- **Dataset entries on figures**
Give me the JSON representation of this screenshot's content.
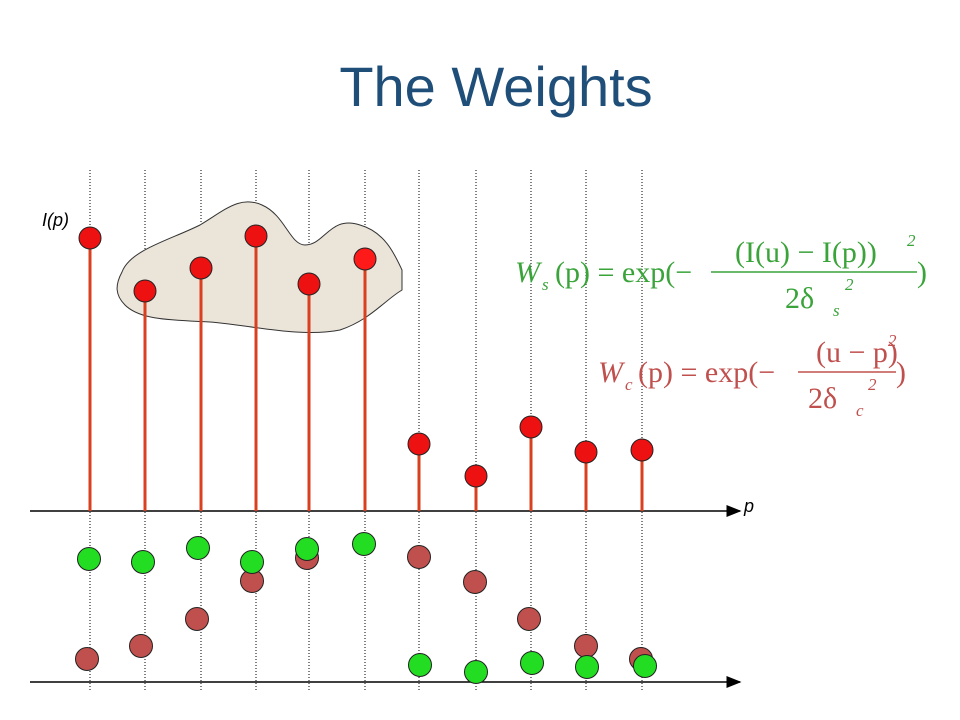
{
  "title": "The Weights",
  "labels": {
    "intensity_axis": "I(p)",
    "position_axis": "p"
  },
  "formulas": [
    {
      "left": "W",
      "left_sub": "s",
      "middle": "(p) = exp(−",
      "numerator": "(I(u) − I(p))",
      "numerator_sup": "2",
      "denominator": "2δ",
      "denominator_sub": "s",
      "denominator_sup": "2",
      "right": ")"
    },
    {
      "left": "W",
      "left_sub": "c",
      "middle": "(p) = exp(−",
      "numerator": "(u − p)",
      "numerator_sup": "2",
      "denominator": "2δ",
      "denominator_sub": "c",
      "denominator_sup": "2",
      "right": ")"
    }
  ]
}
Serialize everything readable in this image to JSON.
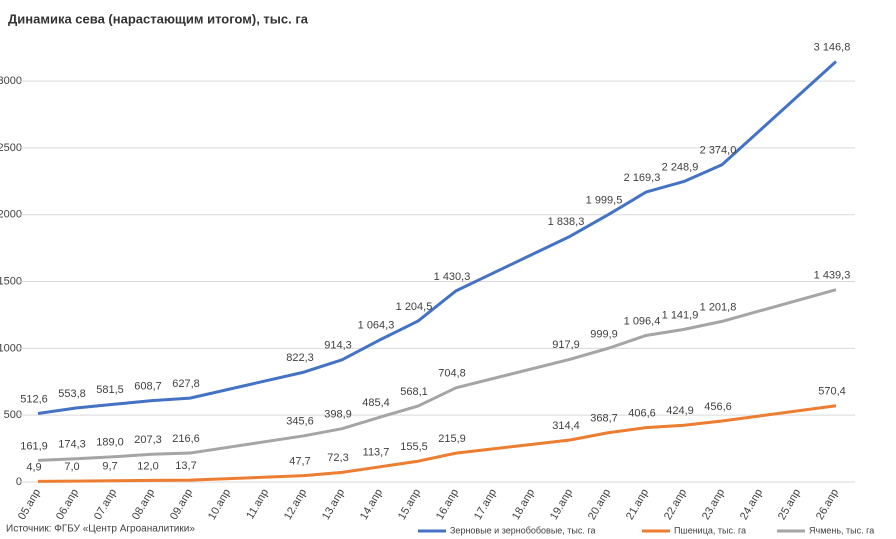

- **What to do**
Write out all the entries again, word for word, and print no images.

- **Final answer**
Give me the JSON representation of this screenshot's content.
{
  "title": "The Weights",
  "labels": {
    "intensity_axis": "I(p)",
    "position_axis": "p"
  },
  "formulas": [
    {
      "left": "W",
      "left_sub": "s",
      "middle": "(p) = exp(−",
      "numerator": "(I(u) − I(p))",
      "numerator_sup": "2",
      "denominator": "2δ",
      "denominator_sub": "s",
      "denominator_sup": "2",
      "right": ")"
    },
    {
      "left": "W",
      "left_sub": "c",
      "middle": "(p) = exp(−",
      "numerator": "(u − p)",
      "numerator_sup": "2",
      "denominator": "2δ",
      "denominator_sub": "c",
      "denominator_sup": "2",
      "right": ")"
    }
  ]
}
Serialize everything readable in this image to JSON.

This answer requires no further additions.